→ **TEXTO FORNECIDO**:
Artes visuais negras: artistas e identidade
O presente documento sintetiza o plano de trabalho para a execução do Grupo de Estudos intitulado “Artes Visuais Negras: Artistas e Identidade”, idealizado e coordenado por José Lucas da Costa Costa. A iniciativa está vinculada diretamente à Universidade Federal do Acre (UFAC), articulada por meio do Núcleo de Estudos Afro-Brasileiros e Indígenas (NEABI) e do Programa de Educação Tutorial (PET) na linha de Educação Antirracista. O projeto se configura como uma ação afirmativa de enfrentamento ao racismo estrutural e epistêmico no ambiente universitário e escolar.
A proposta nasce do questionamento crítico sobre o papel da arte na luta antirracista e da necessidade de investigar as intersecções entre estética, negritude e identidade. O embasamento conceitual apoia-se fortemente nas formulações do antropólogo Kabengele Munanga (2019), o qual postula que a legitimação de uma "Arte Afro-Brasileira" ultrapassa a mera origem fenotípica ou étnica do artista. Ela reside, fundamentalmente, na incorporação intencional de elementos estéticos, iconográficos e temáticos de matriz africana. Dessa forma, as manifestações visuais são tratadas não como meros objetos de contemplação, mas como repositórios de memória, resistência política e afirmação existencial da população negra frente ao histórico apagamento eurocêntrico.

→ **DADOS EXIBIDOS**:

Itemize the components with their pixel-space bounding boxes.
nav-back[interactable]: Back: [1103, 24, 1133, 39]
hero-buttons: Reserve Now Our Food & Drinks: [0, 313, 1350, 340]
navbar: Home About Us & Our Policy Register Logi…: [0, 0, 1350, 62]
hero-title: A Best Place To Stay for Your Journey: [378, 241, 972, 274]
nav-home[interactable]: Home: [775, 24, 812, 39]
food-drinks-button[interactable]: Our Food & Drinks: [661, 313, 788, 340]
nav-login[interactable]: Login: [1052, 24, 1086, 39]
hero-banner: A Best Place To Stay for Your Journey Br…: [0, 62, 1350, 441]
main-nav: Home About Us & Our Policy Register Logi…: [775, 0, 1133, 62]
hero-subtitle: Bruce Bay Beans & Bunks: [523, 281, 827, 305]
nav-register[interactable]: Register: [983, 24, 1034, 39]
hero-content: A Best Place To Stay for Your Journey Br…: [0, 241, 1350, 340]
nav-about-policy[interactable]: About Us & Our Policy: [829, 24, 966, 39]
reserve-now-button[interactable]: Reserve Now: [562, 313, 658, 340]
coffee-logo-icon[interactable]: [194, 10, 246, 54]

→ **INSTRUÇÕES DAS TAREFAS**:
1. Liste todas as instituições, núcleos e programas aos quais o texto sobre artes visuais negras vincula o grupo de estudos.
2. Dê prosseguimento ao texto sobre o grupo de estudos de artes visuais negras, redigindo o trecho que vem depois da última frase dele.
Os registros provêm de uma fonte distinta da do texto.

→ **RESPOSTAS EM ORDEM**:
1.
- Universidade Federal do Acre (UFAC)
- Núcleo de Estudos Afro-Brasileiros e Indígenas (NEABI)
- Programa de Educação Tutorial (PET)

2.
O objetivo geral do grupo de estudos foca na compreensão ampla das dinâmicas que conectam as artes visuais às discussões raciais contemporâneas, viabilizando o mapeamento de conceitos-chave e a visibilidade de artistas negros. Para alcançar esse propósito, delineou-se três objetivos específicos: primeiramente, explorar os modos operandi através dos quais os produtores visuais negros utilizam seus acervos para canalizar vivências cotidianas, traumas coloniais e ancestralidade; em segundo lugar, analisar como o consumo e a difusão dessas obras operam na restauração da autoestima e na consolidação do orgulho identitário coletivo; e, por fim, debater o estatuto da arte enquanto ferramenta de ativismo, denúncia social e transformação da realidade. A arquitetura pedagógica do projeto é sustentada por uma tríade bibliográfica de relevância internacional e nacional.
O primeiro bloco conceitual utiliza três capítulos da obra histórica O Quilombismo, de Abdias do Nascimento, para destrinchar os conceitos de teatro experimental, artes plásticas e expressões rítmicas negras.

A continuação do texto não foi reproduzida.